→ Problem requirements: Copy down all of the data underneath, exactly as shown.

→ Listed records:

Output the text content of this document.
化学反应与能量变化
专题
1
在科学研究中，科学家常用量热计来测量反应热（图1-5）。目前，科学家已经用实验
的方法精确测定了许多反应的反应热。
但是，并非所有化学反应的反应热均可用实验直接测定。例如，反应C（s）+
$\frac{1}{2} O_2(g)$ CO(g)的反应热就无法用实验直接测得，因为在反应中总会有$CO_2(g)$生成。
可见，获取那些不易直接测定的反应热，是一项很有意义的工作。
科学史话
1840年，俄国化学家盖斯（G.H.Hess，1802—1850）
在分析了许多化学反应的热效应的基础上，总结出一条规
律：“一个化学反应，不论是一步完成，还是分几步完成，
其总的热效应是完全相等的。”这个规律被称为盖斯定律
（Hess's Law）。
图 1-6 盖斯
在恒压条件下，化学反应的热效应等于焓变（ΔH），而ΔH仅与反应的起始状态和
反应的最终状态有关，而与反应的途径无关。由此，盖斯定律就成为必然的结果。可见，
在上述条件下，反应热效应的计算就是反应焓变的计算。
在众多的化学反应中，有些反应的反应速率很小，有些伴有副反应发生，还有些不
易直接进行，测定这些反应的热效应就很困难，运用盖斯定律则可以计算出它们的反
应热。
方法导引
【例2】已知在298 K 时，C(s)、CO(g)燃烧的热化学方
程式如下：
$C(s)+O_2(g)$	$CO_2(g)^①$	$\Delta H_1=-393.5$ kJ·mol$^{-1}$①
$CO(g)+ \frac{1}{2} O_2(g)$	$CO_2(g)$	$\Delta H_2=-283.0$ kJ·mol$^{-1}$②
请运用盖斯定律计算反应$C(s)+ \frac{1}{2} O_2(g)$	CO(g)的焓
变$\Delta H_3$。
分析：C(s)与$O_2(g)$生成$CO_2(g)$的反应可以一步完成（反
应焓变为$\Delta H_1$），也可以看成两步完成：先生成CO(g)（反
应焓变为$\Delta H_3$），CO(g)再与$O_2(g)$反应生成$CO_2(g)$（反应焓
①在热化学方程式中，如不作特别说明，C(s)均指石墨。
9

→ Answer below:
Output the text content of this document.
化学反应与能量变化
专题
1
在科学研究中，科学家常用量热计来测量反应热（图1-5）。目前，科学家已经用实验
的方法精确测定了许多反应的反应热。
但是，并非所有化学反应的反应热均可用实验直接测定。例如，反应C（s）+
$\frac{1}{2} O_2(g)$ CO(g)的反应热就无法用实验直接测得，因为在反应中总会有$CO_2(g)$生成。
可见，获取那些不易直接测定的反应热，是一项很有意义的工作。
科学史话
1840年，俄国化学家盖斯（G.H.Hess，1802—1850）
在分析了许多化学反应的热效应的基础上，总结出一条规
律：“一个化学反应，不论是一步完成，还是分几步完成，
其总的热效应是完全相等的。”这个规律被称为盖斯定律
（Hess's Law）。
图 1-6 盖斯
在恒压条件下，化学反应的热效应等于焓变（ΔH），而ΔH仅与反应的起始状态和
反应的最终状态有关，而与反应的途径无关。由此，盖斯定律就成为必然的结果。可见，
在上述条件下，反应热效应的计算就是反应焓变的计算。
在众多的化学反应中，有些反应的反应速率很小，有些伴有副反应发生，还有些不
易直接进行，测定这些反应的热效应就很困难，运用盖斯定律则可以计算出它们的反
应热。
方法导引
【例2】已知在298 K 时，C(s)、CO(g)燃烧的热化学方
程式如下：
$C(s)+O_2(g)$	$CO_2(g)^①$	$\Delta H_1=-393.5$ kJ·mol$^{-1}$①
$CO(g)+ \frac{1}{2} O_2(g)$	$CO_2(g)$	$\Delta H_2=-283.0$ kJ·mol$^{-1}$②
请运用盖斯定律计算反应$C(s)+ \frac{1}{2} O_2(g)$	CO(g)的焓
变$\Delta H_3$。
分析：C(s)与$O_2(g)$生成$CO_2(g)$的反应可以一步完成（反
应焓变为$\Delta H_1$），也可以看成两步完成：先生成CO(g)（反
应焓变为$\Delta H_3$），CO(g)再与$O_2(g)$反应生成$CO_2(g)$（反应焓
①在热化学方程式中，如不作特别说明，C(s)均指石墨。
9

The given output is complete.